- **Given request**: Below are the entries; count the lines in them that contain the word "make" and give only the number.

Stored data:
▬▬▬▬▬▬
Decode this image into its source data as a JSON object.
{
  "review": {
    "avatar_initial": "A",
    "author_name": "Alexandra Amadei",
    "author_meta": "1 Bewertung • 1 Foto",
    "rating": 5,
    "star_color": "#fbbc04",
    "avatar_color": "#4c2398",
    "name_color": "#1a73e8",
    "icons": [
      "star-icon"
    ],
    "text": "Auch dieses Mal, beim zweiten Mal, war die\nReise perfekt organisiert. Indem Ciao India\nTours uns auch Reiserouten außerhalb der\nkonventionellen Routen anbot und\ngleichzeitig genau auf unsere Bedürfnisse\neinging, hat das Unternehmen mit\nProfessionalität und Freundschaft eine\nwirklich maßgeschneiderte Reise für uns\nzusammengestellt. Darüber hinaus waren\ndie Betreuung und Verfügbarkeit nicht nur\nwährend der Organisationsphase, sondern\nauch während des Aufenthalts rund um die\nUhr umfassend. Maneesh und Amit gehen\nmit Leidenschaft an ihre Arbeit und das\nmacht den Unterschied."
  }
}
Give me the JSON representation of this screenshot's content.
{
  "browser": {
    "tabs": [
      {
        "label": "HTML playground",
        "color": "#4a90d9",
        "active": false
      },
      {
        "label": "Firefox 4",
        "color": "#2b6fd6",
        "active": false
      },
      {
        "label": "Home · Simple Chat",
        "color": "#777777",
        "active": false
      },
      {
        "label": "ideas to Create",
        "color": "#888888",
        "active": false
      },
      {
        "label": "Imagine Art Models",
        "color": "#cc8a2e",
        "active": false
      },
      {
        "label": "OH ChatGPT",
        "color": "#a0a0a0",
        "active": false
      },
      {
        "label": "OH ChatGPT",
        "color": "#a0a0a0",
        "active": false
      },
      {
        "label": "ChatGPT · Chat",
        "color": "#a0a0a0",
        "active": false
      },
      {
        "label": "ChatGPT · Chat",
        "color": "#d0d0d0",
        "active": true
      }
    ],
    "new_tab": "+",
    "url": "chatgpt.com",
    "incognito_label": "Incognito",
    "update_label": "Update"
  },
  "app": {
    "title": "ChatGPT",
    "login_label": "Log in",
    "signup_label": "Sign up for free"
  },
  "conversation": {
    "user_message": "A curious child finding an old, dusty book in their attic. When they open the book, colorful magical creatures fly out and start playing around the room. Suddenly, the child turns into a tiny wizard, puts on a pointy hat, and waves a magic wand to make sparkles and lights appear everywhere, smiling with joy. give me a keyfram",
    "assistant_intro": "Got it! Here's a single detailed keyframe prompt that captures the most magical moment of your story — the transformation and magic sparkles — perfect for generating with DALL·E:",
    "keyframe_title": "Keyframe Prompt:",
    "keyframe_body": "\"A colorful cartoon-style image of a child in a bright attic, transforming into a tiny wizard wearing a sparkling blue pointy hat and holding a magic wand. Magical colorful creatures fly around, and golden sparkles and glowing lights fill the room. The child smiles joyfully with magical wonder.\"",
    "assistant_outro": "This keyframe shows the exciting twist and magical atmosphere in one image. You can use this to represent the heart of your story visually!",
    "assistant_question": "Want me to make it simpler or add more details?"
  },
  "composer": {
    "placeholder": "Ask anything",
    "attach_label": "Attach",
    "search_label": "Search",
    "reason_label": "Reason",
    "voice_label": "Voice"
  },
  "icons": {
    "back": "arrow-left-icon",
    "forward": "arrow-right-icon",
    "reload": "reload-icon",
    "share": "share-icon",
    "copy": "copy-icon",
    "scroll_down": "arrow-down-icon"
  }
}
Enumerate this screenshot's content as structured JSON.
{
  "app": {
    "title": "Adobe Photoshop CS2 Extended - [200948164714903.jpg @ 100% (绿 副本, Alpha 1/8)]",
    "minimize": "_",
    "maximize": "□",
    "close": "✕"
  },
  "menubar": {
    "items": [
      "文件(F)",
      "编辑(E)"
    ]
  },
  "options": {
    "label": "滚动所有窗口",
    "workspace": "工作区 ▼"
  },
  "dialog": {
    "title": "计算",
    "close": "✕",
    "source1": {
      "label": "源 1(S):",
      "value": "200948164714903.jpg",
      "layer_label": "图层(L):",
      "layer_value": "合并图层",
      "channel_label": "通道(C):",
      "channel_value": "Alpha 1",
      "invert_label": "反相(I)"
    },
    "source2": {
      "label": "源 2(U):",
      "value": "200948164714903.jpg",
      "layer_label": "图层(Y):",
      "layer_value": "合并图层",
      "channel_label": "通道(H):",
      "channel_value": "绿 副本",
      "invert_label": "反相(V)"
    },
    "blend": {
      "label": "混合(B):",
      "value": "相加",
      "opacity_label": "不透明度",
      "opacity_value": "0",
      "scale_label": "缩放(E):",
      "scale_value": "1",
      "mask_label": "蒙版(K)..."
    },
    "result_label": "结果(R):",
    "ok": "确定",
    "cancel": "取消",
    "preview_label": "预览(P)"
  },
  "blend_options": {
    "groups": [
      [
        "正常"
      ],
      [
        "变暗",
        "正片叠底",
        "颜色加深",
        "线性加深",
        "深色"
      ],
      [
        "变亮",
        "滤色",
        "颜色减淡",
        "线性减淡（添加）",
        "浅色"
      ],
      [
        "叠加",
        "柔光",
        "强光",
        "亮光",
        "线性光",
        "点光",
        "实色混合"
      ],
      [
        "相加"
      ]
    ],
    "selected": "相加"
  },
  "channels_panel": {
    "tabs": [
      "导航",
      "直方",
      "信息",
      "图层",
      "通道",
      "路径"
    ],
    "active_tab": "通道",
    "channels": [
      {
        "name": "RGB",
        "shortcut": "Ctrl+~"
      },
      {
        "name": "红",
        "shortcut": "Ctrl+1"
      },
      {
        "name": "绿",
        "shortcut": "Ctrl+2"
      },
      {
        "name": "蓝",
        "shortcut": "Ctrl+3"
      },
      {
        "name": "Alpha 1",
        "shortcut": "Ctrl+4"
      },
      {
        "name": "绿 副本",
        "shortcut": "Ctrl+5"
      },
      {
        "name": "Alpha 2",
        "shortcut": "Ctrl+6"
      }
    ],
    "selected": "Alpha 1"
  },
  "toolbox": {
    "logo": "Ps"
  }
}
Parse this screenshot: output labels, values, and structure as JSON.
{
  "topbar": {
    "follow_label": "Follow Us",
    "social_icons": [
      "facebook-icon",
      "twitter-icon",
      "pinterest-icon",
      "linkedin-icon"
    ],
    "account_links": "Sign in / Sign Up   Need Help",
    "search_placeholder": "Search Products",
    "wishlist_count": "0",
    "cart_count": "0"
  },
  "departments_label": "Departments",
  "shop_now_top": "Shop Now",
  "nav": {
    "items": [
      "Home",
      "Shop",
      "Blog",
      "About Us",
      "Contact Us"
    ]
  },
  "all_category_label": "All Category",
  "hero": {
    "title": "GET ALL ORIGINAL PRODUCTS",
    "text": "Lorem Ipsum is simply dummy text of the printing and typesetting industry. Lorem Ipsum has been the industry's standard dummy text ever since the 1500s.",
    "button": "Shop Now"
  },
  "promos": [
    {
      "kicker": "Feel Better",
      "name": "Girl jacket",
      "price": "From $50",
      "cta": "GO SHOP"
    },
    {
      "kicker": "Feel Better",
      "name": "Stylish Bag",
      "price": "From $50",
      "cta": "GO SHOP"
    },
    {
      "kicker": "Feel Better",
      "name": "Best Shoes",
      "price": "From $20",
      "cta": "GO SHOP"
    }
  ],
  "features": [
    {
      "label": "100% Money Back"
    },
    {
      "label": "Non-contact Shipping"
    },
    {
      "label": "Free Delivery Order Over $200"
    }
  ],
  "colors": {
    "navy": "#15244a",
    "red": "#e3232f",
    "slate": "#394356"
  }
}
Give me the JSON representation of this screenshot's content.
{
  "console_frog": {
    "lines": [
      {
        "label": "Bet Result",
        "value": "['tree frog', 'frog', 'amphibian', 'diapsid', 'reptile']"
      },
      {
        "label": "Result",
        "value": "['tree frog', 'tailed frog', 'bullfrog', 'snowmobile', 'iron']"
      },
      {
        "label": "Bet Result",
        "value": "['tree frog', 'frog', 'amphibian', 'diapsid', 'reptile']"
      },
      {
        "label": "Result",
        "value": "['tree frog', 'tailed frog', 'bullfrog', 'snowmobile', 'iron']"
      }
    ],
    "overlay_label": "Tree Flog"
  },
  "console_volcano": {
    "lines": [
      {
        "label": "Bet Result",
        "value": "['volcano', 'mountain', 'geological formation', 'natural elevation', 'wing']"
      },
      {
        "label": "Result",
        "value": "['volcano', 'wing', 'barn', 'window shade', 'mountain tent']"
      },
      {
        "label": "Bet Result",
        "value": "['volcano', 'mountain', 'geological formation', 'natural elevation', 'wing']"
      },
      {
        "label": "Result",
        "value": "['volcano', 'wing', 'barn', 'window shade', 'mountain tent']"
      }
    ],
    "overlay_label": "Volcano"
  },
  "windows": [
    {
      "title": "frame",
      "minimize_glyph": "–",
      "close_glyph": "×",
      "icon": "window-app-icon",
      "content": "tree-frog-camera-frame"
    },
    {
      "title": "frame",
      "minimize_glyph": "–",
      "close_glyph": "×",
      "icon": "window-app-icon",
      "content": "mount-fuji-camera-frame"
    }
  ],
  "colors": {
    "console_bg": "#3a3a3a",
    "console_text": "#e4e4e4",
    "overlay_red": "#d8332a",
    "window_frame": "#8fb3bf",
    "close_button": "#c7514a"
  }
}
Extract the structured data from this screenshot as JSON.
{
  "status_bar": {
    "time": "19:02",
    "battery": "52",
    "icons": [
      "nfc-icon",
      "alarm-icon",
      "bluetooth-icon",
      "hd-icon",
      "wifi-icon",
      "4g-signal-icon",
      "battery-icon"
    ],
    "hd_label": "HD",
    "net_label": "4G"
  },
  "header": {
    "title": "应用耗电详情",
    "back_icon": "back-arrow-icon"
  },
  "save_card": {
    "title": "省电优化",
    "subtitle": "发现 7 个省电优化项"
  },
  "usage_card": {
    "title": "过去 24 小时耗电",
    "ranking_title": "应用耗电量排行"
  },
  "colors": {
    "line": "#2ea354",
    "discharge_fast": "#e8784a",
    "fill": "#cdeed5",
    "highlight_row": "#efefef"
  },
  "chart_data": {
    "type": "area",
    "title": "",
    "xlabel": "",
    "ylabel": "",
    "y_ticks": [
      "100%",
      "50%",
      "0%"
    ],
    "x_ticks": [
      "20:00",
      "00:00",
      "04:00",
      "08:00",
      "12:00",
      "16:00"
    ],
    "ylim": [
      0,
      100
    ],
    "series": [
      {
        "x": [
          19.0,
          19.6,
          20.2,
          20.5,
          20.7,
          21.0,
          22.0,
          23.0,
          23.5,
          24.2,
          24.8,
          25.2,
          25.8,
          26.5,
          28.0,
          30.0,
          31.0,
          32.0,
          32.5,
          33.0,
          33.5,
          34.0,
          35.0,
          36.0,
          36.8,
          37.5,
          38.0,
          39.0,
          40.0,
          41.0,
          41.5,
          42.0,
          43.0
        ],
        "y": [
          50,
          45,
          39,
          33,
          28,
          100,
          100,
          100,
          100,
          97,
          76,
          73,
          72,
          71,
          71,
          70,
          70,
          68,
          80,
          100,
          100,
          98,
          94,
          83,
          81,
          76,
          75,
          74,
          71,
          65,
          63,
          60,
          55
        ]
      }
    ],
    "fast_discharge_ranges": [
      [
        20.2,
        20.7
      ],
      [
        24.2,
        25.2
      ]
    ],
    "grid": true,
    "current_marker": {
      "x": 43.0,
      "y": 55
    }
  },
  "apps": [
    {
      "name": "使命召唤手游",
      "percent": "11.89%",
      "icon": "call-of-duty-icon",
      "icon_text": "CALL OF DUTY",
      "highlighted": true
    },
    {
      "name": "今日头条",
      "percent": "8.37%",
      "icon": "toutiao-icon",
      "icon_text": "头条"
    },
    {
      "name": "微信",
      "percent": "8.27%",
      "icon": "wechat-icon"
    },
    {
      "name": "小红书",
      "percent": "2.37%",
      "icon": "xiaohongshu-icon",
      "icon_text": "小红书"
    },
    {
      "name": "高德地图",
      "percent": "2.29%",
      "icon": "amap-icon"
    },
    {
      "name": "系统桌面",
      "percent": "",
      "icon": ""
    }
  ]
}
▬▬▬▬▬▬
- **Result of the task**: 2